From the listing below, tally the lines that include "JSON". Return only the total.

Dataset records
================
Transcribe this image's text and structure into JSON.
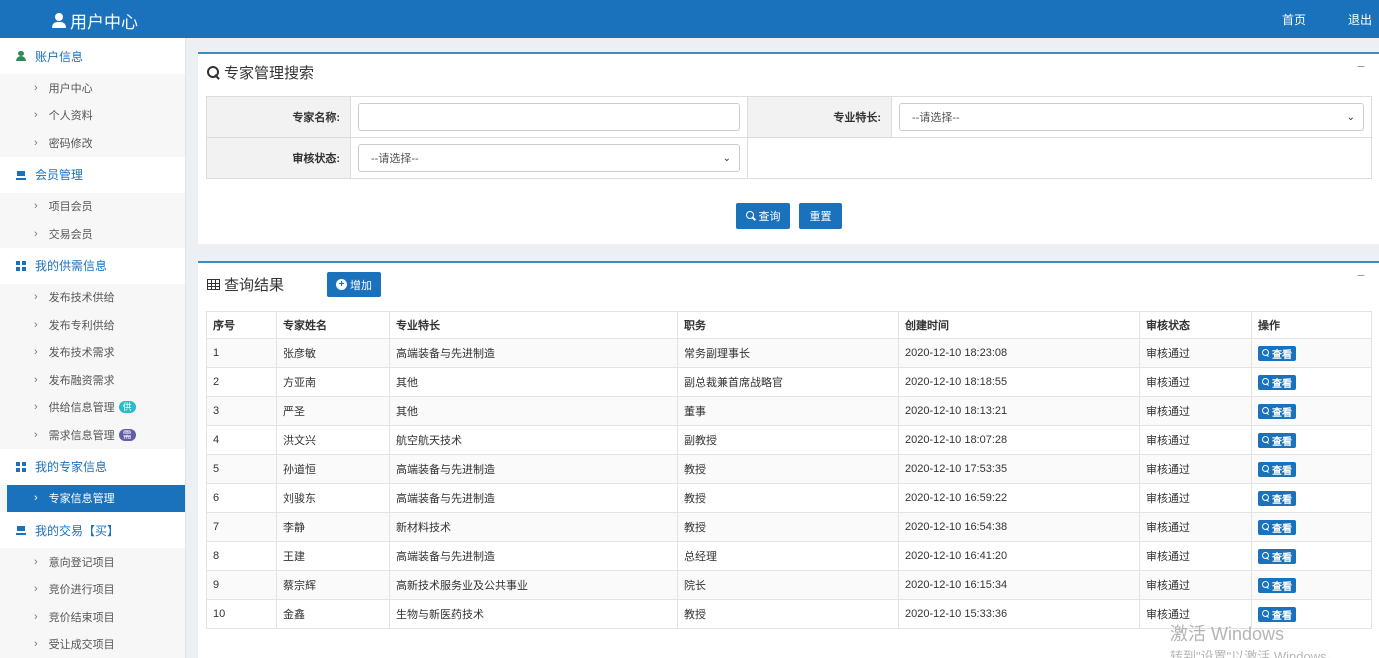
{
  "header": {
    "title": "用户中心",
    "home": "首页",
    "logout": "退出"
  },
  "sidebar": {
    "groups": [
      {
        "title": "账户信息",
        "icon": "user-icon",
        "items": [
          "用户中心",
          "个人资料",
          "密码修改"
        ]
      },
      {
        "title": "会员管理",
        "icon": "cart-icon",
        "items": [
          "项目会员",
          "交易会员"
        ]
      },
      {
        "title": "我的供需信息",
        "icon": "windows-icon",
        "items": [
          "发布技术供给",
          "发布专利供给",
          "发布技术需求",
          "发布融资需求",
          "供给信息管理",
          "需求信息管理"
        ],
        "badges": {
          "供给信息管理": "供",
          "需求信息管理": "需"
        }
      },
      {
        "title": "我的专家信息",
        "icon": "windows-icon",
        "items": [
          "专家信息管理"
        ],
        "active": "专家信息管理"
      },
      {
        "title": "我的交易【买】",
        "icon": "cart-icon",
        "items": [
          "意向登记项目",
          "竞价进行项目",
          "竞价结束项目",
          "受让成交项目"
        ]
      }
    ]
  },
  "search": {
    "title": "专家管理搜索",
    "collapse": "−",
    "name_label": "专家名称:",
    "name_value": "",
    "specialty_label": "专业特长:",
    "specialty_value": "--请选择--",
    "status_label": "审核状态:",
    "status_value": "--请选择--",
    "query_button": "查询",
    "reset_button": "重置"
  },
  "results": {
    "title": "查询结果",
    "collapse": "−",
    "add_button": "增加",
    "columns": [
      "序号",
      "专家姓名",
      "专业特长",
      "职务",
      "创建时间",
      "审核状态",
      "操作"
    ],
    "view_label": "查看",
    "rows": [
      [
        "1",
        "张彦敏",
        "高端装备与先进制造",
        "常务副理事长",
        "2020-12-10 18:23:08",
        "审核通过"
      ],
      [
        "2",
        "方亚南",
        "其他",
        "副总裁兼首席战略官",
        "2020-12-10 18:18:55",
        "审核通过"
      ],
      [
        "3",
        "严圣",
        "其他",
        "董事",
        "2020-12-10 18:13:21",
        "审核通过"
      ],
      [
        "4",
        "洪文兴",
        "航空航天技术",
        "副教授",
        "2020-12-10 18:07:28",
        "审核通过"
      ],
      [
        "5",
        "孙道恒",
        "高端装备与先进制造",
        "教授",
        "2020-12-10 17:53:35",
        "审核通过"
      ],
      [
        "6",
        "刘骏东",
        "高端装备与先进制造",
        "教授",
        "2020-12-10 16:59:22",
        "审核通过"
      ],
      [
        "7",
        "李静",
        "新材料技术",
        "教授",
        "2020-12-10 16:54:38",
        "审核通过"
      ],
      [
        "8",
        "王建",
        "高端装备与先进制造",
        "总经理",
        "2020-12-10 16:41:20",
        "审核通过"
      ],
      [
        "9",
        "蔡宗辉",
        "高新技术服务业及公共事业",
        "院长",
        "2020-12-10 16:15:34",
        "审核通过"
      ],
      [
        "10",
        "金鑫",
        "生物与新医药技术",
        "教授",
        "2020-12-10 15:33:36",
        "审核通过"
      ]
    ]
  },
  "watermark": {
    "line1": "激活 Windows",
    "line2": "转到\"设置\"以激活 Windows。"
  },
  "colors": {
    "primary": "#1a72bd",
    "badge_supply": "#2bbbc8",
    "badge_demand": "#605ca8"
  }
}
================
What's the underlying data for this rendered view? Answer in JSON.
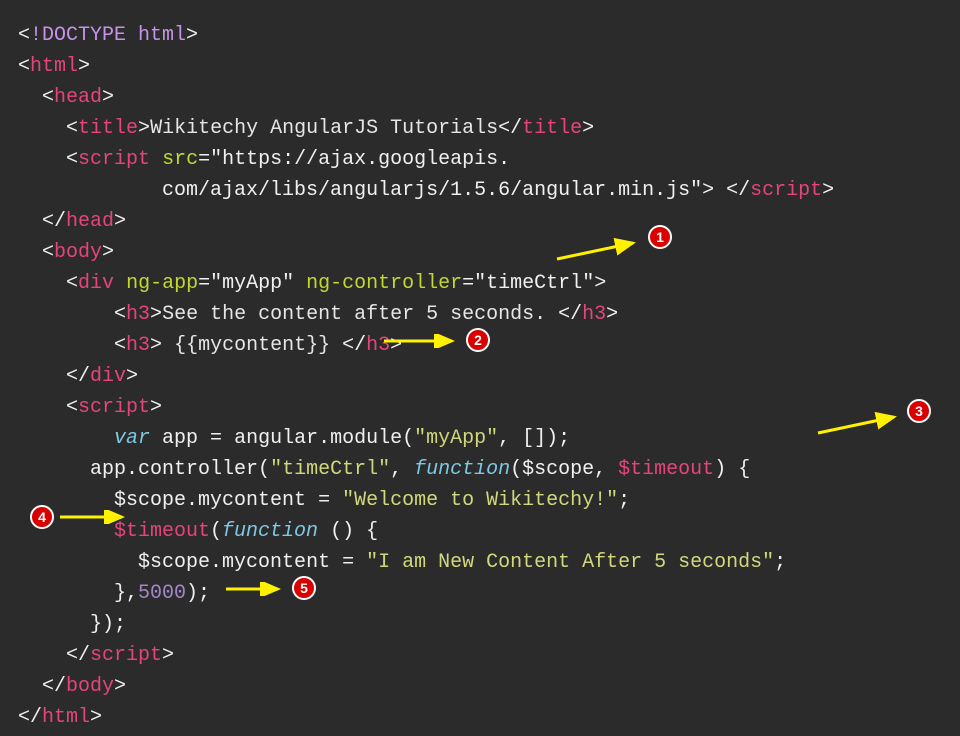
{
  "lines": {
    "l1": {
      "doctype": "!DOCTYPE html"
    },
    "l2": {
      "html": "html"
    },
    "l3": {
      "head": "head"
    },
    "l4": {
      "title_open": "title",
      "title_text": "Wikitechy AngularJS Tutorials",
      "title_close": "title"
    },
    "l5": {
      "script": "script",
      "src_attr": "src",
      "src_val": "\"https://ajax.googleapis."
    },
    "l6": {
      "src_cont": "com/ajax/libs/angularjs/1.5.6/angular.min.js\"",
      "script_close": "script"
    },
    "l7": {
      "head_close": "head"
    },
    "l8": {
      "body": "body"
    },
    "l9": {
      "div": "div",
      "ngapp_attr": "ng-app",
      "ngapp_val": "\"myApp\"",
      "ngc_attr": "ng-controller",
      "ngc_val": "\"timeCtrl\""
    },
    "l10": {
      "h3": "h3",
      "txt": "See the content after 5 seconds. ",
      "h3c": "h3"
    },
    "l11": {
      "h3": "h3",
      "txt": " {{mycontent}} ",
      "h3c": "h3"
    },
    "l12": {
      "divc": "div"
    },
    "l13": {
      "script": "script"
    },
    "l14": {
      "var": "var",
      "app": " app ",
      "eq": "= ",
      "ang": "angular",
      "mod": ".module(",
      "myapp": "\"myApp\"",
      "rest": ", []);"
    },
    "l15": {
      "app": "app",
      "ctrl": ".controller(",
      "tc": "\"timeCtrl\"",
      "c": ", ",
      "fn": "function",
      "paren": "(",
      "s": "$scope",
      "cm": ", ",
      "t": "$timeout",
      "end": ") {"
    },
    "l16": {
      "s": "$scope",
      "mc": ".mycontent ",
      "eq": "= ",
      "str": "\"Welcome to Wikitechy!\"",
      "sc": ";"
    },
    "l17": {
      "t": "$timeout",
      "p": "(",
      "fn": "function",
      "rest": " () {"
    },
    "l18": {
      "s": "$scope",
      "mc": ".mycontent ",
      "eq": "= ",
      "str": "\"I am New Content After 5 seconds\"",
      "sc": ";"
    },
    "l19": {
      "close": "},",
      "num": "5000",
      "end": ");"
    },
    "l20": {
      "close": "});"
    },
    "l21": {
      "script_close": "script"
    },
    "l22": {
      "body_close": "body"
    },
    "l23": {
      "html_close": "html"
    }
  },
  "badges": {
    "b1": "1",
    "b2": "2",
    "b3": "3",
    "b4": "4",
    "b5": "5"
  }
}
================
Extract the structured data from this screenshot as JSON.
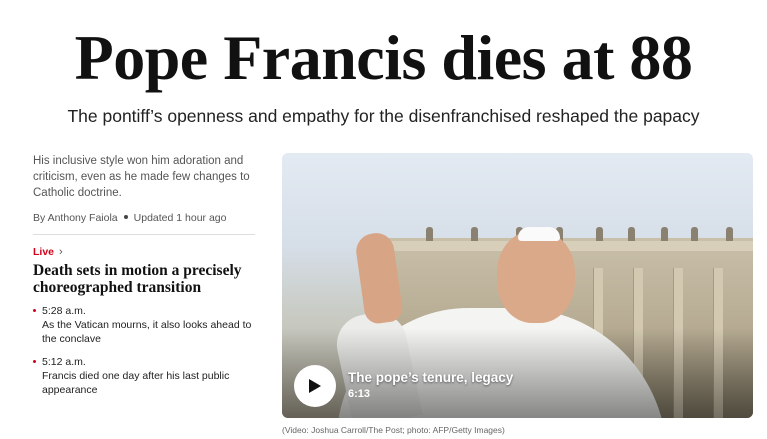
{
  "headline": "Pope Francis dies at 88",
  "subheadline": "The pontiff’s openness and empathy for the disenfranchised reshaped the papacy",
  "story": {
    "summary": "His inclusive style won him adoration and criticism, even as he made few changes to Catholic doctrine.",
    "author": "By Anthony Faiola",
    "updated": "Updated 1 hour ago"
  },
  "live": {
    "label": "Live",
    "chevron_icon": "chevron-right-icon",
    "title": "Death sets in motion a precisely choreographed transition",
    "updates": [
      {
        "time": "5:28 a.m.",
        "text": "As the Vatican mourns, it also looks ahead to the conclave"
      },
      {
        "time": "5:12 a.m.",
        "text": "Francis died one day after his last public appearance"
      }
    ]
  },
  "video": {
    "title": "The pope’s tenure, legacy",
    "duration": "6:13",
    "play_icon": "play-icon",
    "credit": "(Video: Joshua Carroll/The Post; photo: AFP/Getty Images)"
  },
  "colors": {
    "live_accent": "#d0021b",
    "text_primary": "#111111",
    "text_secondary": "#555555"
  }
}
================
Task result
3